THE EXERCISE: Using the listing below, please gather every line containing the word "this".

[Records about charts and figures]
#####
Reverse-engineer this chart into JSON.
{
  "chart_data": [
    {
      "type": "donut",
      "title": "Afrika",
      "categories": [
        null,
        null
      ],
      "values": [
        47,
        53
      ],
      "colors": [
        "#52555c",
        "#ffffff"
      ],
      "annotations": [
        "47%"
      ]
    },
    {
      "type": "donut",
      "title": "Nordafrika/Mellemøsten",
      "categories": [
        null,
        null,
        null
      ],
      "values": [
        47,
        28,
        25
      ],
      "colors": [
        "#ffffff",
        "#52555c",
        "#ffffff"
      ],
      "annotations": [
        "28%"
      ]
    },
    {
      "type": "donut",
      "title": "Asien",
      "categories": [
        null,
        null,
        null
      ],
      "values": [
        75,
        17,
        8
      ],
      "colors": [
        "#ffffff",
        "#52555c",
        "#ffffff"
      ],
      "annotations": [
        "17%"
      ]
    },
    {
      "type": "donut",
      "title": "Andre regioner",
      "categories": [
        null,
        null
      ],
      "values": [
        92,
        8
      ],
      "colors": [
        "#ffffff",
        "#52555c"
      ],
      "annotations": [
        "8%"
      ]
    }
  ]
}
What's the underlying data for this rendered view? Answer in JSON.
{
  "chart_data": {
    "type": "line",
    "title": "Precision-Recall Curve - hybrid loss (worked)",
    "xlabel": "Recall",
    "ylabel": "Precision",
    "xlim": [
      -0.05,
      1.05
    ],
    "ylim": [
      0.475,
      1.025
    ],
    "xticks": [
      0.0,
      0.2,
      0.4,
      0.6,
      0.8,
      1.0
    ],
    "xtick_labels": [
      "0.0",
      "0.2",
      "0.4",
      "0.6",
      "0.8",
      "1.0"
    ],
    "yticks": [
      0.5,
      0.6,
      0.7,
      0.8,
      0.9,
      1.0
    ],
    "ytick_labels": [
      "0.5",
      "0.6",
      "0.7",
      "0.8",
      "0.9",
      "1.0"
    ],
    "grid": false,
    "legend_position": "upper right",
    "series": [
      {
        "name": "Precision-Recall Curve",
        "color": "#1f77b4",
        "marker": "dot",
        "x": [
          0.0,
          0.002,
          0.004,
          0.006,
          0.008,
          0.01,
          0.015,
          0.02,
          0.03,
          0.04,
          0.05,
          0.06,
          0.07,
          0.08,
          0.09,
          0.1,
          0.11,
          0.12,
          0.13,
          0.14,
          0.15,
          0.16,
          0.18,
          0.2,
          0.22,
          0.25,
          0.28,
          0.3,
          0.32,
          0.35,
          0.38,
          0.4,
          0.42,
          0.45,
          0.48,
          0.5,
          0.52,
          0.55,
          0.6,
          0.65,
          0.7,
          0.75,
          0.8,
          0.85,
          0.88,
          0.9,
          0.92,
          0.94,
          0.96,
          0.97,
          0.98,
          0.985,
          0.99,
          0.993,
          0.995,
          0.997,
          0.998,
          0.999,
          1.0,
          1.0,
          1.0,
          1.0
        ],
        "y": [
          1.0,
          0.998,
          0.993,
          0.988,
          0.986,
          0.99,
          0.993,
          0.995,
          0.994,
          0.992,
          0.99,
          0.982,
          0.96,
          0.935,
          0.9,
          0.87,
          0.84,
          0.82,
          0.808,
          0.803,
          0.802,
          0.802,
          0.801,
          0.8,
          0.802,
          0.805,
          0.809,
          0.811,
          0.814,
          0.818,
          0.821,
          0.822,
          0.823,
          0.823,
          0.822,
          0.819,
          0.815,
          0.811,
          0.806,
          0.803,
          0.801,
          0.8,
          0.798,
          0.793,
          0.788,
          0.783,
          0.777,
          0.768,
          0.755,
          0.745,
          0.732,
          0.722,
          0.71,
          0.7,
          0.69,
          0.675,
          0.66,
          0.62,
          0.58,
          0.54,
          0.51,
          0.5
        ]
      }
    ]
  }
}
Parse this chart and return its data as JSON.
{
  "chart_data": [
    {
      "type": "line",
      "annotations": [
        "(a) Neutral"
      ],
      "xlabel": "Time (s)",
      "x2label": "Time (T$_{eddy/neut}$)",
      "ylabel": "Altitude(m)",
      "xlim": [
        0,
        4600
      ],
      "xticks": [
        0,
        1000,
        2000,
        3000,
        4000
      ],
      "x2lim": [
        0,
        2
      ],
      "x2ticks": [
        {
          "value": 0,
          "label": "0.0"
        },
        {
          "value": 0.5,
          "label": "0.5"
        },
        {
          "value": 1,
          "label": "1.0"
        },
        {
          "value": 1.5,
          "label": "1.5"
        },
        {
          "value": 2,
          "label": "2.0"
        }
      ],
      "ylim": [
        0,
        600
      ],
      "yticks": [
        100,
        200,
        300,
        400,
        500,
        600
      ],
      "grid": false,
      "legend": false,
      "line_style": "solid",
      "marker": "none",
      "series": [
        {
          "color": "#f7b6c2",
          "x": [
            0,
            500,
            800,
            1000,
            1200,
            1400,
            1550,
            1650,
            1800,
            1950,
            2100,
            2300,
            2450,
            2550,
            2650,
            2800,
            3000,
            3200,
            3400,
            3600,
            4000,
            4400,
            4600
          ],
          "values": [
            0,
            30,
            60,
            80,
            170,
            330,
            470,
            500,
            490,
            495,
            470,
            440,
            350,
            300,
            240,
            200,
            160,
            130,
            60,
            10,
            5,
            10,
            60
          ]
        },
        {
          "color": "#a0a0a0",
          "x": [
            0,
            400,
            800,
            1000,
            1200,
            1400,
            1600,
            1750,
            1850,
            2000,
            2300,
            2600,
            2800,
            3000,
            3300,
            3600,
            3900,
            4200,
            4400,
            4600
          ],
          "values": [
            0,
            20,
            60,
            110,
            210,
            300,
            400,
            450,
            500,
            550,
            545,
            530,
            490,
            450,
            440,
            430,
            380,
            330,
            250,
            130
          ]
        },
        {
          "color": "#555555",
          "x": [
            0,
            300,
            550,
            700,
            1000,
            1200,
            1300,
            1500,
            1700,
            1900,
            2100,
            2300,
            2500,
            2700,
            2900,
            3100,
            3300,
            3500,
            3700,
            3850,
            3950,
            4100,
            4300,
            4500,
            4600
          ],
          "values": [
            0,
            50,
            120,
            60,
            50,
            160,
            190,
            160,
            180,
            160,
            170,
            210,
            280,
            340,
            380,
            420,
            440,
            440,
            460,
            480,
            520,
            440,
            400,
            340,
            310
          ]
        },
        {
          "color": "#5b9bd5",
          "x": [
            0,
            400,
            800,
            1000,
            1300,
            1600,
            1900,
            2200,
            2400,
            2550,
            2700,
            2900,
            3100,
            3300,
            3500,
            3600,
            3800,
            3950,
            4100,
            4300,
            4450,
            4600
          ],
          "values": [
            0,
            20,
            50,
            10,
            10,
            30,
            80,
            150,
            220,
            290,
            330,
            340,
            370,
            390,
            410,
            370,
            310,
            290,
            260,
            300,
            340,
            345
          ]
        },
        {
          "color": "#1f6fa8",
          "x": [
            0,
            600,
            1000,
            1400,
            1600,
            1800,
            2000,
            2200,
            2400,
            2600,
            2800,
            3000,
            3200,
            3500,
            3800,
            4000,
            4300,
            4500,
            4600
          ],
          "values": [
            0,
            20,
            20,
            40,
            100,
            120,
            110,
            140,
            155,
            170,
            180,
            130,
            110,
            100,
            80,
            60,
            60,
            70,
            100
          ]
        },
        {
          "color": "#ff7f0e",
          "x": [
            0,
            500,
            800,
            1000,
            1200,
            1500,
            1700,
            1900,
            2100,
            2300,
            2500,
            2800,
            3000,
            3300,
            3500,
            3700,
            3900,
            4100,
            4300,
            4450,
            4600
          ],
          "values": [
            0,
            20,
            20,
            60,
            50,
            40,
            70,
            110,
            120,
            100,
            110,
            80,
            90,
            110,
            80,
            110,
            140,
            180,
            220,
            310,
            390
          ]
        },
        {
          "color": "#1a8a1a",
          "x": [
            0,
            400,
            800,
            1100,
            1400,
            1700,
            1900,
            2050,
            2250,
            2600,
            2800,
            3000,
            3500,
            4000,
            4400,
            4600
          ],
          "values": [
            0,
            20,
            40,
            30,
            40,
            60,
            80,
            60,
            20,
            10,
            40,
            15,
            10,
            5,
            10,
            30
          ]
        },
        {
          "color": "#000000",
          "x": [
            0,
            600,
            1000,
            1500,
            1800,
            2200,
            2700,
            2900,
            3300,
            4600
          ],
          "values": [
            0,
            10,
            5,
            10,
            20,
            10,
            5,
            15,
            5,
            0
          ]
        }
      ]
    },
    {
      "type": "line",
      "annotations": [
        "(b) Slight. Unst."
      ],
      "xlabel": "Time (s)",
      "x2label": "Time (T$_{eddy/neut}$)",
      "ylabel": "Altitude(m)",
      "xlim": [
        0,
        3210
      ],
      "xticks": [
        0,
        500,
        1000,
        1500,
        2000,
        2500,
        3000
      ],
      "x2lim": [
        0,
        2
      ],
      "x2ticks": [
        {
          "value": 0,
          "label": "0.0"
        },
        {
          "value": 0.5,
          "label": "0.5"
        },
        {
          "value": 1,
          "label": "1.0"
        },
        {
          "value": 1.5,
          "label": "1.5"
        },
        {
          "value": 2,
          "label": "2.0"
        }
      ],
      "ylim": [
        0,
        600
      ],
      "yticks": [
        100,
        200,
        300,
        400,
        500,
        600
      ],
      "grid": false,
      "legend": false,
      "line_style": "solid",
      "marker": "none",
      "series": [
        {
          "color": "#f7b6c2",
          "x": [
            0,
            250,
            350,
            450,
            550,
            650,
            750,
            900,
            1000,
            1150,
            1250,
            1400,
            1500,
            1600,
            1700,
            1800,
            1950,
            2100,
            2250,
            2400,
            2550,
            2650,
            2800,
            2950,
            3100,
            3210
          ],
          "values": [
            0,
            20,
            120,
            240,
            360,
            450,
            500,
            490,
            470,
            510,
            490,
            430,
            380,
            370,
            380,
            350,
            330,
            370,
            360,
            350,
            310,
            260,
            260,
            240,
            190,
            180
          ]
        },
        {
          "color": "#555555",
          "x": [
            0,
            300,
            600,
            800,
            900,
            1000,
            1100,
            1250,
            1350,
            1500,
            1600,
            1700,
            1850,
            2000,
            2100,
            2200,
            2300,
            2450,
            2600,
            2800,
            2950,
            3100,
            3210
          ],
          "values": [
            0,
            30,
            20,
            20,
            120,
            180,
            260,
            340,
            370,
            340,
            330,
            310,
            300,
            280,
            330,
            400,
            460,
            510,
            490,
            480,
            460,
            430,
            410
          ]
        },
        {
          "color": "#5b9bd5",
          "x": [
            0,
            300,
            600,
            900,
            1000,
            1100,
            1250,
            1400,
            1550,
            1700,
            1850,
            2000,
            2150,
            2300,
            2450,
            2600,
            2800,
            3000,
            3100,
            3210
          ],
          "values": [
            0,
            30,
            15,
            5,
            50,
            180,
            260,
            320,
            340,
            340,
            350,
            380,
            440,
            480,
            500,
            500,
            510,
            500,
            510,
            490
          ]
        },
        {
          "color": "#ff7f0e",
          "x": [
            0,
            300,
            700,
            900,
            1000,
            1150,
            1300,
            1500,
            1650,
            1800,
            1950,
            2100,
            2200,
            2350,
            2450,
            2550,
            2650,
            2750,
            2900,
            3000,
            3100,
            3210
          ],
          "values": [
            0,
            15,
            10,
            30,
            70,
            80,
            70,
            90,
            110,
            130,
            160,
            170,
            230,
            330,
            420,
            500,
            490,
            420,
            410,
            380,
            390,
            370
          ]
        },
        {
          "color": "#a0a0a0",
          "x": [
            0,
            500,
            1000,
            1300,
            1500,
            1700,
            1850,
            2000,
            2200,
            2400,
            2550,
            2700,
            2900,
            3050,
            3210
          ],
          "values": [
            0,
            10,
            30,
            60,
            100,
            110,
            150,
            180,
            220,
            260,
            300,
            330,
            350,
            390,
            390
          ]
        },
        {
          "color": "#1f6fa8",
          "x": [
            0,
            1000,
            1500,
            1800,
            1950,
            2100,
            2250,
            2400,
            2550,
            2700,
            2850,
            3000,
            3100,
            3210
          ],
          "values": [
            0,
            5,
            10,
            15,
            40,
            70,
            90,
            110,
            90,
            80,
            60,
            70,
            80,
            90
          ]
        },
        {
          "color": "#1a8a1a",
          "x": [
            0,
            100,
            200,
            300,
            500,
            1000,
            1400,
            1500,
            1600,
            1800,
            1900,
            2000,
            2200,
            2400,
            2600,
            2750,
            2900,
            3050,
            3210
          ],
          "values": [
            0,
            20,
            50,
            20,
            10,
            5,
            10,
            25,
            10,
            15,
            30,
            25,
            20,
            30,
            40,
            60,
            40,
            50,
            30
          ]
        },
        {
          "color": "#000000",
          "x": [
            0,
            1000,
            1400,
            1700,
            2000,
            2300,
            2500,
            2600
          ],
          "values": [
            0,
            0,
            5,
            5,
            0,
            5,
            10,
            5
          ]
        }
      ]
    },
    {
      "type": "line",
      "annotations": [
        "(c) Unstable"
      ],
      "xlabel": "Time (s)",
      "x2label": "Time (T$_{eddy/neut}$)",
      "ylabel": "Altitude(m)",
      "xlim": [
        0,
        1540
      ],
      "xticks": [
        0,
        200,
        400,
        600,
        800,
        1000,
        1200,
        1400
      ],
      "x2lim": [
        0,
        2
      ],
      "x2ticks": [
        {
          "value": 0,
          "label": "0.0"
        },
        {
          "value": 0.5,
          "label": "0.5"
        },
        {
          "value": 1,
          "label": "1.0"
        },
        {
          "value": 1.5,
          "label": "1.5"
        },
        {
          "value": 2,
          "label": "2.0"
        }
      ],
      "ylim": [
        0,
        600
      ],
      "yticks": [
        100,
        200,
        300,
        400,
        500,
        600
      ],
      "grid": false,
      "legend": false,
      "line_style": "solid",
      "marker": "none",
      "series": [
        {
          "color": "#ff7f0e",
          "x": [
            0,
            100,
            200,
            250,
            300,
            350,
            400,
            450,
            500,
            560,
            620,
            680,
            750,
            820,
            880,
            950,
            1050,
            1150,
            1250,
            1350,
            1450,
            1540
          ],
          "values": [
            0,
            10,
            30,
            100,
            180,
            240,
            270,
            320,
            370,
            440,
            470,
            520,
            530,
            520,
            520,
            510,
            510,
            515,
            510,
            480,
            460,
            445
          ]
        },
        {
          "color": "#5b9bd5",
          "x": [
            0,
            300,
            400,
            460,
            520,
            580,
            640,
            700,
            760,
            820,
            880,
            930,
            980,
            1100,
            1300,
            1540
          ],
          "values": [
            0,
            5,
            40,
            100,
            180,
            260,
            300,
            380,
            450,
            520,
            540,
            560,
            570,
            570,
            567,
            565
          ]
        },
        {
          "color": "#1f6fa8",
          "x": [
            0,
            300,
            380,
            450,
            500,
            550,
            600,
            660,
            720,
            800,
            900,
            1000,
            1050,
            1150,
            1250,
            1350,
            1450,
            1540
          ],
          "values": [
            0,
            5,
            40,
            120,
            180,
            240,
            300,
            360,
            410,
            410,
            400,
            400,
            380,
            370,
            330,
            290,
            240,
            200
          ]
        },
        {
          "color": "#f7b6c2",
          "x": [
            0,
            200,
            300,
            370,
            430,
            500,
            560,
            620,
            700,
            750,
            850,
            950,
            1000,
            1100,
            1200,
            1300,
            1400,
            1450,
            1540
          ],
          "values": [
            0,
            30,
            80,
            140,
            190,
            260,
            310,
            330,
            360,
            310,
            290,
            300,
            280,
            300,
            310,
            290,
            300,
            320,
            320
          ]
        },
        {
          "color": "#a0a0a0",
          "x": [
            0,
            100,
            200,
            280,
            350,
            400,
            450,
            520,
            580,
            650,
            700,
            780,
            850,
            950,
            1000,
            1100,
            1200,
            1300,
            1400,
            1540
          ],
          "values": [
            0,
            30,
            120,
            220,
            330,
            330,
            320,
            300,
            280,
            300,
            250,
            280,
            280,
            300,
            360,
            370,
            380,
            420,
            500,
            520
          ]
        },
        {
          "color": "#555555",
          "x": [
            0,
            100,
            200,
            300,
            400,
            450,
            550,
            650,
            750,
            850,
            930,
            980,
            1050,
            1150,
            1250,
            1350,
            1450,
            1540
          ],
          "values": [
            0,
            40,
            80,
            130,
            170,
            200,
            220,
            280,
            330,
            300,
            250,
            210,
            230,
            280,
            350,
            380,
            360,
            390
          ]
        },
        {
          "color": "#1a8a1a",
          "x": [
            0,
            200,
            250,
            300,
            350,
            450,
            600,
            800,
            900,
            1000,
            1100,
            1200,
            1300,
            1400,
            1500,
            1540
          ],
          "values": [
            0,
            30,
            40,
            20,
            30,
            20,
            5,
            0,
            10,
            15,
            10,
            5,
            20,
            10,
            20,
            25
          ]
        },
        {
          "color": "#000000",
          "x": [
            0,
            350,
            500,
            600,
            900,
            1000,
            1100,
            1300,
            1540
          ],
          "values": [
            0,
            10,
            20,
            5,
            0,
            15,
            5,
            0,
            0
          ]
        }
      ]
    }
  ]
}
#####
COMPLETE ANSWER:
Reverse-engineer this chart into JSON.
What's the underlying data for this rendered view? Answer in JSON.
Parse this chart and return its data as JSON.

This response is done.